• WHAT TO DO:
Give every line again exactly as it appears, please, but not the pictures.

**** DATA SUPPLIED

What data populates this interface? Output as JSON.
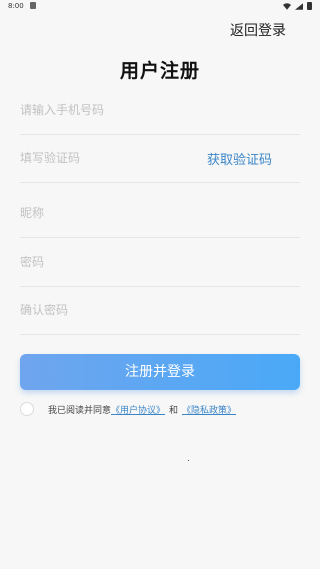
{
  "status_bar": {
    "time": "8:00"
  },
  "header": {
    "back_login": "返回登录",
    "title": "用户注册"
  },
  "form": {
    "phone_placeholder": "请输入手机号码",
    "code_placeholder": "填写验证码",
    "get_code_label": "获取验证码",
    "nickname_placeholder": "昵称",
    "password_placeholder": "密码",
    "confirm_password_placeholder": "确认密码",
    "submit_label": "注册并登录"
  },
  "agreement": {
    "prefix": "我已阅读并同意",
    "user_agreement": "《用户协议》",
    "and": "和",
    "privacy_policy": "《隐私政策》",
    "checked": false
  },
  "colors": {
    "accent": "#3a86c8",
    "button_gradient_start": "#6fa5ee",
    "button_gradient_end": "#4aa9f7"
  }
}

********

• TASK RESULT:
What data populates this interface? Output as JSON.
{
  "status_bar": {
    "time": "8:00"
  },
  "header": {
    "back_login": "返回登录",
    "title": "用户注册"
  },
  "form": {
    "phone_placeholder": "请输入手机号码",
    "code_placeholder": "填写验证码",
    "get_code_label": "获取验证码",
    "nickname_placeholder": "昵称",
    "password_placeholder": "密码",
    "confirm_password_placeholder": "确认密码",
    "submit_label": "注册并登录"
  },
  "agreement": {
    "prefix": "我已阅读并同意",
    "user_agreement": "《用户协议》",
    "and": "和",
    "privacy_policy": "《隐私政策》",
    "checked": false
  },
  "colors": {
    "accent": "#3a86c8",
    "button_gradient_start": "#6fa5ee",
    "button_gradient_end": "#4aa9f7"
  }
}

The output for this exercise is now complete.